The task:
Reproduce the passage below on review of the Comptroller's decisions word for word, from "The fact that" up to and including "in due course.".

Supplied passage:
>> Start
The fact that the Comptroller is "largely immune" from judicial review (Davis, Administrative Law Treatise, supra) does not mean, of course, that his immunity is absolute. Upon a proper showing (Bank of Dearborn v. Saxon, 244 F.Supp. 394 (D.C.Mich.1965) a review de novo will be made. But first a foundation must be laid, and with that we proceed to a detailed examination of what the parties have put before us.
As noted above, immediately after the hearing on July 7th the parties stipulated that a legal test of the issues before us would be brought on by defendants' motion for summary judgment, the defendant bank agreeing not to attempt to open for business until decision upon such motion, the plaintiff reserving the right "to move for" further discovery after receiving defendants' said motion. Our disposition of the further discovery motion will be discussed in due course.
>> End
Dataset extract:
>> Start
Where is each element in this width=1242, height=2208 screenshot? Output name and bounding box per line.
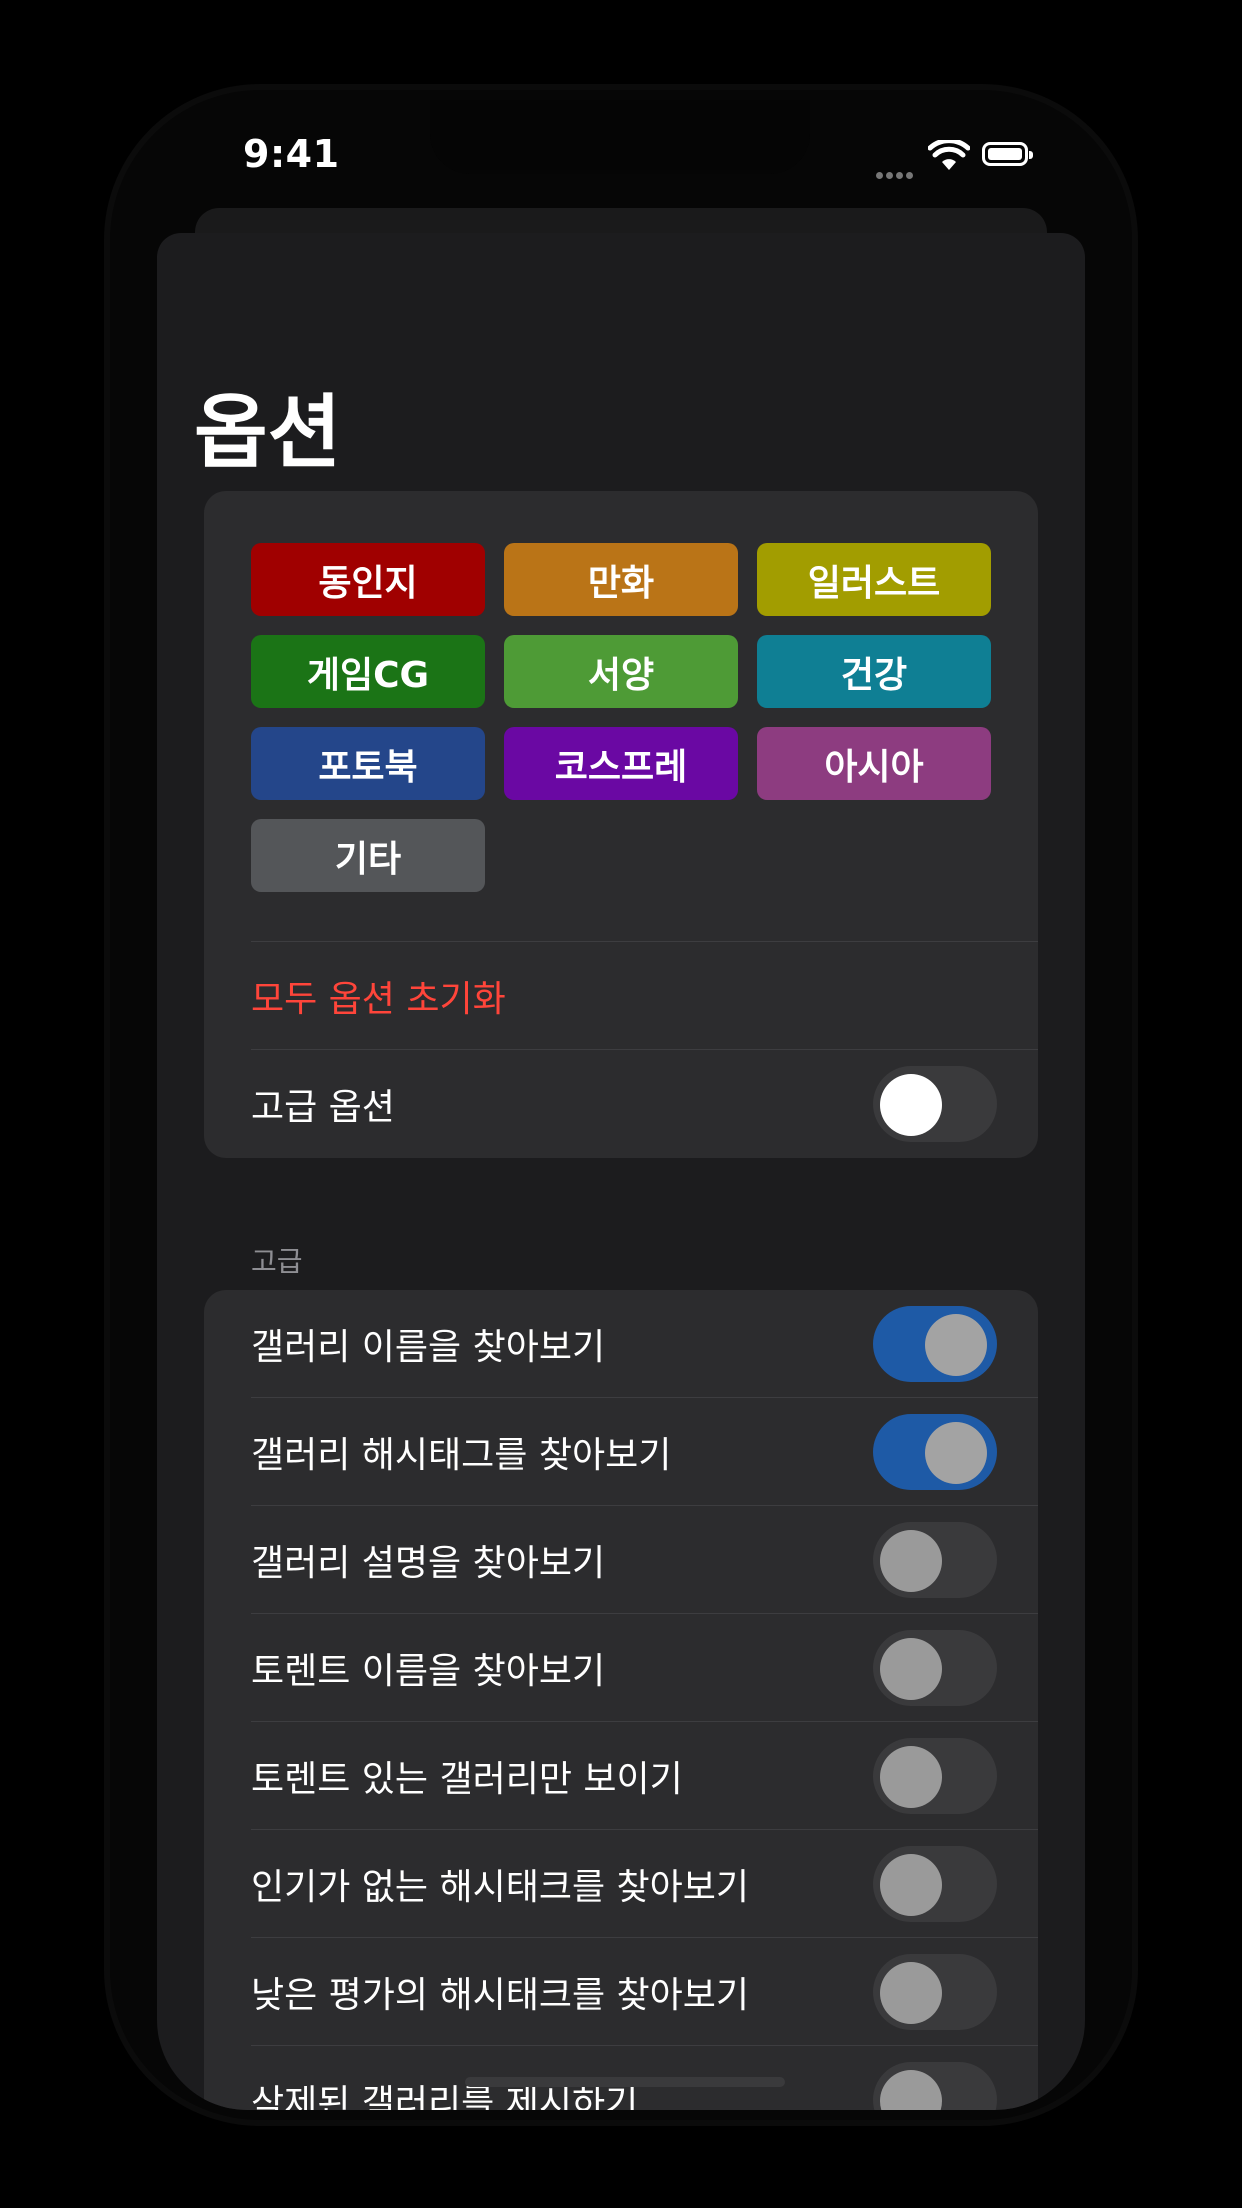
setting-label: 갤러리 해시태그를 찾아보기 (251, 1434, 672, 1476)
setting-row: 낮은 평가의 해시태크를 찾아보기 (251, 1938, 1038, 2045)
category-button[interactable]: 게임CG (251, 635, 485, 708)
setting-toggle[interactable] (873, 1953, 997, 2030)
reset-options-button[interactable]: 모두 옵션 초기화 (251, 942, 1038, 1049)
setting-row: 갤러리 해시태그를 찾아보기 (251, 1398, 1038, 1505)
category-button[interactable]: 서양 (504, 635, 738, 708)
setting-toggle[interactable] (873, 2061, 997, 2110)
home-indicator (465, 2077, 785, 2087)
category-card: 동인지 만화 일러스트 게임CG 서양 건강 포토북 코스프레 아시아 기타 모두 옵션 초기화 … (204, 491, 1038, 1158)
toggle-knob (880, 1637, 942, 1700)
options-sheet: 옵션 동인지 만화 일러스트게임CG 서양 건강포토북 코스프레 아시아기타 모두 옵션 초… (157, 233, 1085, 2110)
setting-row: 갤러리 이름을 찾아보기 (251, 1290, 1038, 1397)
setting-row: 인기가 없는 해시태크를 찾아보기 (251, 1830, 1038, 1937)
setting-label: 인기가 없는 해시태크를 찾아보기 (251, 1866, 750, 1908)
setting-toggle[interactable] (873, 1629, 997, 1706)
category-button[interactable]: 아시아 (757, 727, 991, 800)
setting-toggle[interactable] (873, 1845, 997, 1922)
toggle-knob (880, 2069, 942, 2110)
category-button[interactable]: 일러스트 (757, 543, 991, 616)
toggle-knob (880, 1961, 942, 2024)
setting-label: 낮은 평가의 해시태크를 찾아보기 (251, 1974, 750, 2016)
toggle-knob (925, 1421, 987, 1484)
advanced-options-label: 고급 옵션 (251, 1086, 395, 1128)
category-button[interactable]: 기타 (251, 819, 485, 892)
toggle-knob (925, 1313, 987, 1376)
category-button[interactable]: 코스프레 (504, 727, 738, 800)
toggle-knob (880, 1745, 942, 1808)
category-grid: 동인지 만화 일러스트게임CG 서양 건강포토북 코스프레 아시아기타 (251, 543, 991, 892)
category-button[interactable]: 건강 (757, 635, 991, 708)
dynamic-island (430, 100, 810, 174)
category-button[interactable]: 동인지 (251, 543, 485, 616)
setting-toggle[interactable] (873, 1737, 997, 1814)
category-button[interactable]: 포토북 (251, 727, 485, 800)
setting-toggle[interactable] (873, 1305, 997, 1382)
category-button[interactable]: 만화 (504, 543, 738, 616)
page-title: 옵션 (194, 386, 342, 479)
toggle-knob (880, 1073, 942, 1136)
setting-toggle[interactable] (873, 1413, 997, 1490)
battery-icon (982, 142, 1033, 166)
setting-row: 토렌트 있는 갤러리만 보이기 (251, 1722, 1038, 1829)
setting-label: 갤러리 설명을 찾아보기 (251, 1542, 606, 1584)
section-header-advanced: 고급 (251, 1245, 303, 1278)
cellular-signal-icon (876, 164, 916, 183)
setting-label: 토렌트 있는 갤러리만 보이기 (251, 1758, 683, 1800)
toggle-knob (880, 1853, 942, 1916)
advanced-options-row: 고급 옵션 (251, 1050, 1038, 1157)
setting-row: 갤러리 설명을 찾아보기 (251, 1506, 1038, 1613)
advanced-options-toggle[interactable] (873, 1065, 997, 1142)
status-time: 9:41 (243, 132, 340, 176)
reset-options-label: 모두 옵션 초기화 (251, 978, 506, 1020)
setting-row: 토렌트 이름을 찾아보기 (251, 1614, 1038, 1721)
setting-label: 토렌트 이름을 찾아보기 (251, 1650, 606, 1692)
wifi-icon (928, 140, 970, 170)
status-bar: 9:41 (0, 0, 1242, 200)
setting-label: 갤러리 이름을 찾아보기 (251, 1326, 606, 1368)
setting-toggle[interactable] (873, 1521, 997, 1598)
advanced-settings-card: 갤러리 이름을 찾아보기갤러리 해시태그를 찾아보기갤러리 설명을 찾아보기토렌… (204, 1290, 1038, 2110)
toggle-knob (880, 1529, 942, 1592)
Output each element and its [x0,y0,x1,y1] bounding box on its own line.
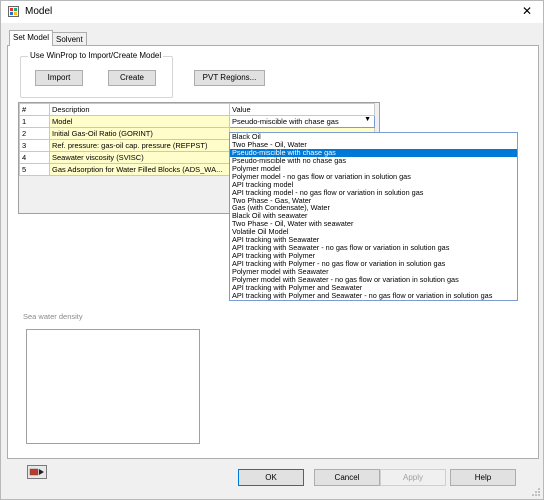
grid-header-description: Description [49,103,230,116]
grid-header-num: # [19,103,50,116]
row-number: 2 [19,127,50,140]
expand-arrow-icon[interactable] [27,465,47,479]
seawater-density-panel [26,329,200,444]
model-dialog: Model ✕ Set Model Solvent Use WinProp to… [0,0,544,500]
row-number: 5 [19,163,50,176]
row-description: Initial Gas-Oil Ratio (GORINT) [49,127,230,140]
tab-solvent[interactable]: Solvent [52,32,87,46]
seawater-density-label: Sea water density [23,312,83,321]
model-combo[interactable]: Pseudo-miscible with chase gas ▼ [229,115,375,128]
resize-grip-icon[interactable] [532,488,540,496]
model-dropdown-list[interactable]: Black Oil Two Phase - Oil, Water Pseudo-mi… [229,132,518,301]
row-number: 1 [19,115,50,128]
row-number: 4 [19,151,50,164]
tab-set-model[interactable]: Set Model [9,30,54,46]
app-icon [8,6,19,17]
row-description: Ref. pressure: gas-oil cap. pressure (RE… [49,139,230,152]
model-combo-value: Pseudo-miscible with chase gas [232,117,339,126]
create-button[interactable]: Create [108,70,156,86]
title-bar: Model ✕ [1,1,543,23]
import-button[interactable]: Import [35,70,83,86]
winprop-group-label: Use WinProp to Import/Create Model [28,51,164,60]
help-button[interactable]: Help [450,469,516,486]
pvt-regions-button[interactable]: PVT Regions... [194,70,265,86]
row-description: Model [49,115,230,128]
grid-header-value: Value [229,103,375,116]
row-description: Seawater viscosity (SVISC) [49,151,230,164]
close-icon[interactable]: ✕ [519,4,535,18]
window-title: Model [25,6,53,17]
chevron-down-icon[interactable]: ▼ [364,117,371,124]
cancel-button[interactable]: Cancel [314,469,380,486]
dropdown-option[interactable]: API tracking with Polymer and Seawater -… [230,291,517,300]
ok-button[interactable]: OK [238,469,304,486]
table-row: 1 Model Pseudo-miscible with chase gas ▼ [19,115,375,128]
row-number: 3 [19,139,50,152]
apply-button: Apply [380,469,446,486]
row-description: Gas Adsorption for Water Filled Blocks (… [49,163,230,176]
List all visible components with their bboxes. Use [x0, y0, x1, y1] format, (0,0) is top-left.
>> End
Response to the task:
The fact that the Comptroller is "largely immune" from judicial review (Davis, Administrative Law Treatise, supra) does not mean, of course, that his immunity is absolute. Upon a proper showing (Bank of Dearborn v. Saxon, 244 F.Supp. 394 (D.C.Mich.1965) a review de novo will be made. But first a foundation must be laid, and with that we proceed to a detailed examination of what the parties have put before us.
As noted above, immediately after the hearing on July 7th the parties stipulated that a legal test of the issues before us would be brought on by defendants' motion for summary judgment, the defendant bank agreeing not to attempt to open for business until decision upon such motion, the plaintiff reserving the right "to move for" further discovery after receiving defendants' said motion. Our disposition of the further discovery motion will be discussed in due course.